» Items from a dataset
====================
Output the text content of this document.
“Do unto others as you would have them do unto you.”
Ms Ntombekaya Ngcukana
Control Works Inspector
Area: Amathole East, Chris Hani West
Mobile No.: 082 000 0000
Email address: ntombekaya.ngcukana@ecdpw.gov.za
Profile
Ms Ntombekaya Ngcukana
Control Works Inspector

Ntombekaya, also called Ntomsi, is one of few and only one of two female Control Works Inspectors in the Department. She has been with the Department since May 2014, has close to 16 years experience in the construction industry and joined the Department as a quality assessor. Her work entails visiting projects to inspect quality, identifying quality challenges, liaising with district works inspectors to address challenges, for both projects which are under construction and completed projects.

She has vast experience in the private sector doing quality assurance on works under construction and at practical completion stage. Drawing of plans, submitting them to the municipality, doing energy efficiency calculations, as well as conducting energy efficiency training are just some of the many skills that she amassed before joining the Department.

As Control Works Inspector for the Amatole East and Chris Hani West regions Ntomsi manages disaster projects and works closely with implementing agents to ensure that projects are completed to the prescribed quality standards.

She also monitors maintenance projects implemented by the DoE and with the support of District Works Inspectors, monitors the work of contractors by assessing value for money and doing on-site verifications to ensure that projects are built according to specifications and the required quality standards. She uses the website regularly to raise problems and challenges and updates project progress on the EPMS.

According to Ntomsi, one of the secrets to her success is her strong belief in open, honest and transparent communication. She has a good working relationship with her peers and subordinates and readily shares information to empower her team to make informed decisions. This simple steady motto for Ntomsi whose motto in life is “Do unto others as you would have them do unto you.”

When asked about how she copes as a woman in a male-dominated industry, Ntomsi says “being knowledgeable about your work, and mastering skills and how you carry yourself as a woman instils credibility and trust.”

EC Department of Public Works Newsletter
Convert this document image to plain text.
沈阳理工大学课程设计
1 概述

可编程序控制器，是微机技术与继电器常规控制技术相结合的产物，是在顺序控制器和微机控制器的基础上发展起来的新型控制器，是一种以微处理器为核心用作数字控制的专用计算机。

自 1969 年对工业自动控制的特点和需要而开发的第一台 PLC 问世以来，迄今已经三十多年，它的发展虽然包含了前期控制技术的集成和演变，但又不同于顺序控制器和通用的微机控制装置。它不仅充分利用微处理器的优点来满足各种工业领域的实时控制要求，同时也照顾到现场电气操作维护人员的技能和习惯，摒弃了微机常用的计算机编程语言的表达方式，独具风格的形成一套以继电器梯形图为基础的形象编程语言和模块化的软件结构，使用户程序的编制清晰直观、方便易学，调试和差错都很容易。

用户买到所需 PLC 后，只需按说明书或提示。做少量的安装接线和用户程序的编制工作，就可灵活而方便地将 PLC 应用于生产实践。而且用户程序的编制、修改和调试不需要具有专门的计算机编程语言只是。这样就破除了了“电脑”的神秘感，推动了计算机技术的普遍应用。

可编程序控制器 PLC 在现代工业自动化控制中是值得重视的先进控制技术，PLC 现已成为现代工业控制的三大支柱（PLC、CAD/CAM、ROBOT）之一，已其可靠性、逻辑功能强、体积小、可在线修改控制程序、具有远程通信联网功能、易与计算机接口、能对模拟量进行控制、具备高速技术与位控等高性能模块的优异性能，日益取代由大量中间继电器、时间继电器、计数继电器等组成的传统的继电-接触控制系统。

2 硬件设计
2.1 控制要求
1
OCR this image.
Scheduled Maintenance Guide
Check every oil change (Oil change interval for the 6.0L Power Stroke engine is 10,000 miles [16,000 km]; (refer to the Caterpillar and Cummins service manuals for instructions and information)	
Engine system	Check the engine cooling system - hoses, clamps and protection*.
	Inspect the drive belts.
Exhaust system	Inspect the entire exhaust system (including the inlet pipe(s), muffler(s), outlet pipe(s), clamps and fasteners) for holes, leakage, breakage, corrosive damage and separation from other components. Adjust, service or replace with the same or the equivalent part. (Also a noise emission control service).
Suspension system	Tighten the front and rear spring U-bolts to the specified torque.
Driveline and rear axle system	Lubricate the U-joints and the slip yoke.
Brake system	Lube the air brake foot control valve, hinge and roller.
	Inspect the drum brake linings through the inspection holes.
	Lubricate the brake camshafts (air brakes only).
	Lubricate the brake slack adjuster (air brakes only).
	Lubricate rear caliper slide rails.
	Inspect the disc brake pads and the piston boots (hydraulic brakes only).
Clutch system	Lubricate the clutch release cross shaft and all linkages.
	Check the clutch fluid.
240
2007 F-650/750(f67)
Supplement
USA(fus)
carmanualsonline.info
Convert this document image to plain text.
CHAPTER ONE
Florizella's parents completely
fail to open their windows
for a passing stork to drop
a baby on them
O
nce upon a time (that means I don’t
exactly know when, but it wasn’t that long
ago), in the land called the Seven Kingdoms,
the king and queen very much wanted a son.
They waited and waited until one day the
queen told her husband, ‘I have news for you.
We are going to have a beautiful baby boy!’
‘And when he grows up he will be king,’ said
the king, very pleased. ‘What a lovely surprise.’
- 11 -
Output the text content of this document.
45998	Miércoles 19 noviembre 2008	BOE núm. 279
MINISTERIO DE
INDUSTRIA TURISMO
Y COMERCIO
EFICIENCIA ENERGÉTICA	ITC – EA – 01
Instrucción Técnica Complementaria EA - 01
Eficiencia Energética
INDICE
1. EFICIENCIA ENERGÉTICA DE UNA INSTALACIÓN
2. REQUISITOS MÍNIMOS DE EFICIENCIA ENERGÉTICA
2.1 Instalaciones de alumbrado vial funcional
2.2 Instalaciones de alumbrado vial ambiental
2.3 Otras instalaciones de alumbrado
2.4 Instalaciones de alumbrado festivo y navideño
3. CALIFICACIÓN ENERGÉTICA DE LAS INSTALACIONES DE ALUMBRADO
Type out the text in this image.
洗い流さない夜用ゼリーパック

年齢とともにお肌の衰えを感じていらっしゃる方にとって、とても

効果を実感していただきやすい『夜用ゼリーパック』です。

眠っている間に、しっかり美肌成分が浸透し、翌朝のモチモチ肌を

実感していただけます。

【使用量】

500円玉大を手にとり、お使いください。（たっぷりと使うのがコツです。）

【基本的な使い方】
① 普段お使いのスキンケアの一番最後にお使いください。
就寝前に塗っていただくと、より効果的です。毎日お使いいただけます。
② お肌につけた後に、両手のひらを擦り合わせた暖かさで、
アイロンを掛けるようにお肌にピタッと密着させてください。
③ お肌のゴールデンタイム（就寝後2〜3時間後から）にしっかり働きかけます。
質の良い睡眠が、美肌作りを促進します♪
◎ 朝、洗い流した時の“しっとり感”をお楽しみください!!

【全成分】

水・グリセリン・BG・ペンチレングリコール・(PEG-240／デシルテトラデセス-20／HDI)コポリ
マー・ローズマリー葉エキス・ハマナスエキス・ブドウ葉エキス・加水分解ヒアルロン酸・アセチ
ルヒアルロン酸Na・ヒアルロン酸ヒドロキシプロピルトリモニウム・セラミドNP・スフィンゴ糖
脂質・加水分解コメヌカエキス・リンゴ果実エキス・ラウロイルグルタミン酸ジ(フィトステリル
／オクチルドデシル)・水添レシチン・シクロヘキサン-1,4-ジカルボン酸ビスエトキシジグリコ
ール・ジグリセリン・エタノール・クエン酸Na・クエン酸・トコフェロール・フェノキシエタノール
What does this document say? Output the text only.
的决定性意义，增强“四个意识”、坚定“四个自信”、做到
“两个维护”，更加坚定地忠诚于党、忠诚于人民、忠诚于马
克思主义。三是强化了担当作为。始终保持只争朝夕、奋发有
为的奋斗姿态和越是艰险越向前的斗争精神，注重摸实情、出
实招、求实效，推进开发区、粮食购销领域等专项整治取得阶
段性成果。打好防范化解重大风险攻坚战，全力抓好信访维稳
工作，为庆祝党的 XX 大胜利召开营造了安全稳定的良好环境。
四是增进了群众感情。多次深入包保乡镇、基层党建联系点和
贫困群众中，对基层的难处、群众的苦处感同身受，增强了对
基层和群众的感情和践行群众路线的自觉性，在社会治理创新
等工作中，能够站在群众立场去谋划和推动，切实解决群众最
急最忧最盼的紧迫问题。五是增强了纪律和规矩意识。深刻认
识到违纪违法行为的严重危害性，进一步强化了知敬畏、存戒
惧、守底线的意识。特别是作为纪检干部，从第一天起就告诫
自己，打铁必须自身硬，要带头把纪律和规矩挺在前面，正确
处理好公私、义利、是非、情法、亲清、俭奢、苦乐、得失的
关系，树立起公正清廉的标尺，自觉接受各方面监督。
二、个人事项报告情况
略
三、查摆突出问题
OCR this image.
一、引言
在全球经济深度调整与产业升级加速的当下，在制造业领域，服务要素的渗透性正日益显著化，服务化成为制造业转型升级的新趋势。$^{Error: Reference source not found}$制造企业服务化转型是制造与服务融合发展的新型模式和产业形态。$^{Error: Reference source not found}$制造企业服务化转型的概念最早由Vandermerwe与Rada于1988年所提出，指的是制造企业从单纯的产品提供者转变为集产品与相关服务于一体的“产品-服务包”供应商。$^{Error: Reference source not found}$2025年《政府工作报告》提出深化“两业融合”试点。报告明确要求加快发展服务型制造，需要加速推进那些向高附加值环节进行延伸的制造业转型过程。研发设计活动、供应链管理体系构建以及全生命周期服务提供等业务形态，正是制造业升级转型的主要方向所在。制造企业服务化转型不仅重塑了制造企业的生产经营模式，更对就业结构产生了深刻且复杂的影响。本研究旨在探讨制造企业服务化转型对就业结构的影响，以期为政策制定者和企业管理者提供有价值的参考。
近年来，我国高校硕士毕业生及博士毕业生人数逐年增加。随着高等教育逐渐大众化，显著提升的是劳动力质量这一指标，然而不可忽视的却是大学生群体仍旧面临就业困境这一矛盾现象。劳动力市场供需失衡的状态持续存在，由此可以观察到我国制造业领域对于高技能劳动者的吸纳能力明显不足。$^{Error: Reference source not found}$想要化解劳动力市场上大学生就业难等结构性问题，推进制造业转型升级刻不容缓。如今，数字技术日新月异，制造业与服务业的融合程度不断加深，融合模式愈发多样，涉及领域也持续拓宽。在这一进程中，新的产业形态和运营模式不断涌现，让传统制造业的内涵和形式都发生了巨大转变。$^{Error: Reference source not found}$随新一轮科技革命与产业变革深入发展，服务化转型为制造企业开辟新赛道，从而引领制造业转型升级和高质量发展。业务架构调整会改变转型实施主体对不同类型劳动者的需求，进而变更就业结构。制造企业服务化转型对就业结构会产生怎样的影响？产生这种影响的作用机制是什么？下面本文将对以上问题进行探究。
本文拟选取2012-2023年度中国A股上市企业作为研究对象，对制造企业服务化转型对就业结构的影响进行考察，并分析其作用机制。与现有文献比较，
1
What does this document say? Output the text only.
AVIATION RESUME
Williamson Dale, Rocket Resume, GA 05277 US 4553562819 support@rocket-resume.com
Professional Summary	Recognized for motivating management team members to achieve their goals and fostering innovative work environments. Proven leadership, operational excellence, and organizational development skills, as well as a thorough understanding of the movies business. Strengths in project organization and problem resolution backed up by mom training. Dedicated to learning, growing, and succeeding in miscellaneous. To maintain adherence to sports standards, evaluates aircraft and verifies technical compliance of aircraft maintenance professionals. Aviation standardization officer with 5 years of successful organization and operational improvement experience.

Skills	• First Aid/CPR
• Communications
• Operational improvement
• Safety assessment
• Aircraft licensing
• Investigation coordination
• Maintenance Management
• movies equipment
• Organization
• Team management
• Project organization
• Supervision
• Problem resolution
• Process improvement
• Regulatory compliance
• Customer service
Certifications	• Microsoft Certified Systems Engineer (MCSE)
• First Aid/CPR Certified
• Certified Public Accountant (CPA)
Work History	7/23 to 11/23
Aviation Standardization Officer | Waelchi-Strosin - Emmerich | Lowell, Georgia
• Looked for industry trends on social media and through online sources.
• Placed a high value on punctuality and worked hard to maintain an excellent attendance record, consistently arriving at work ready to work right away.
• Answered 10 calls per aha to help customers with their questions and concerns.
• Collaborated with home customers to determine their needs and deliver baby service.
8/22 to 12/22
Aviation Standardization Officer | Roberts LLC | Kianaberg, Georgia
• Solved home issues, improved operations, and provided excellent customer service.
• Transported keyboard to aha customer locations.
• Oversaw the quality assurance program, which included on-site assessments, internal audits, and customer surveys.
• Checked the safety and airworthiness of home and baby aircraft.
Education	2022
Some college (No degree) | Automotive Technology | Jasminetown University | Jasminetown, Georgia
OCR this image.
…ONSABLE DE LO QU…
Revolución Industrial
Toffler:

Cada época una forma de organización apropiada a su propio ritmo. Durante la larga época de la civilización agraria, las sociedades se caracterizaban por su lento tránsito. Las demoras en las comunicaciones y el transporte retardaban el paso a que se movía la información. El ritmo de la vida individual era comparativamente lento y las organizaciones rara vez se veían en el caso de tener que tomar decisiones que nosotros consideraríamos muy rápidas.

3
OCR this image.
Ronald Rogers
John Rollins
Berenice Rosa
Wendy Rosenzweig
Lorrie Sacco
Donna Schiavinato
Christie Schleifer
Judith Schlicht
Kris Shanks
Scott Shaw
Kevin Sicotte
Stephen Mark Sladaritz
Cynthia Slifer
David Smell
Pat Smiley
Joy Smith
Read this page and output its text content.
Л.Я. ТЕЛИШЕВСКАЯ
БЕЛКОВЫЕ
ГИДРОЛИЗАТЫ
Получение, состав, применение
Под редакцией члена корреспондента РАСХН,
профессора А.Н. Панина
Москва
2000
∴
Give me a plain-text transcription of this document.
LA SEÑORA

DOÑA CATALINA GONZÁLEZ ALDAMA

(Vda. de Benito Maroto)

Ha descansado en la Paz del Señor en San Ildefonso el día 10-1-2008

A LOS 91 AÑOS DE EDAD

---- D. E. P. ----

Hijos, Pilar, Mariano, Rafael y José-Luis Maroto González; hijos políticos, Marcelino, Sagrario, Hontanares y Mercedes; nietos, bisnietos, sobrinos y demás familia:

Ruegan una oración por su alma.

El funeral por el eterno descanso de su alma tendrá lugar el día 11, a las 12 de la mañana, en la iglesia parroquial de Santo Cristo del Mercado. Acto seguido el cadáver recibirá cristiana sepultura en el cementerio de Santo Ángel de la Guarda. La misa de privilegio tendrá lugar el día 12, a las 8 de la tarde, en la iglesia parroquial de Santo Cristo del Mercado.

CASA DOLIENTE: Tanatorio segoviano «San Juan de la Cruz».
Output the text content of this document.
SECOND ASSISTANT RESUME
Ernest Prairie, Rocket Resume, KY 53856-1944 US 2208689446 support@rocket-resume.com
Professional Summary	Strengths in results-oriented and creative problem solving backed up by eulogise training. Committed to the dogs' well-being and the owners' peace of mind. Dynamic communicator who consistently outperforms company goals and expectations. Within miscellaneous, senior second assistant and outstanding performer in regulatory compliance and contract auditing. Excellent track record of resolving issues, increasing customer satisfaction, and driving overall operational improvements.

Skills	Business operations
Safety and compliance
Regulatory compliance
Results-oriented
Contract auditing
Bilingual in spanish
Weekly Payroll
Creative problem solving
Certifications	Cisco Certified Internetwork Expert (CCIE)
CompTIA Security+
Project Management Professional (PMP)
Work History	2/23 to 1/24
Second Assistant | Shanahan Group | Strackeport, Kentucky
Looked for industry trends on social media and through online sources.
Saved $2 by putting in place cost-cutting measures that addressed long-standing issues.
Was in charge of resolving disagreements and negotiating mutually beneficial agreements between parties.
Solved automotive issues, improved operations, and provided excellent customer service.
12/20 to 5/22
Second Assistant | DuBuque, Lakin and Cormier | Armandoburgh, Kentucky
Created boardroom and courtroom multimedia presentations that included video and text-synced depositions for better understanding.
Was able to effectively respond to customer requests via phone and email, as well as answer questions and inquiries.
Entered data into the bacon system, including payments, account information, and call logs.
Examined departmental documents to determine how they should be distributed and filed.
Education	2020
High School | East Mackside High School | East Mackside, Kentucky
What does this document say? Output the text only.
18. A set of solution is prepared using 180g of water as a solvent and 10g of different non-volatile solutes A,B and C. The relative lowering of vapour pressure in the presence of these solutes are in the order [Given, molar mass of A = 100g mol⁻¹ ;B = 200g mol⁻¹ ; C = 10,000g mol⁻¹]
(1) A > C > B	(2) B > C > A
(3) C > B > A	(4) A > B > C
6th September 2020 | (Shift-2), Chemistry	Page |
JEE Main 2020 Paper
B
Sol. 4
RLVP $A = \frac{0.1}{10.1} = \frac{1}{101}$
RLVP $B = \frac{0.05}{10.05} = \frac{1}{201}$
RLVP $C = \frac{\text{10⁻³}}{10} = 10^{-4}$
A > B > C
====================
» PROMPT
Scan the listing above for the word "determine" and show each line where it is found.

» COMPLETE ANSWER
• Collaborated with home customers to determine their needs and deliver baby service.
Examined departmental documents to determine how they should be distributed and filed.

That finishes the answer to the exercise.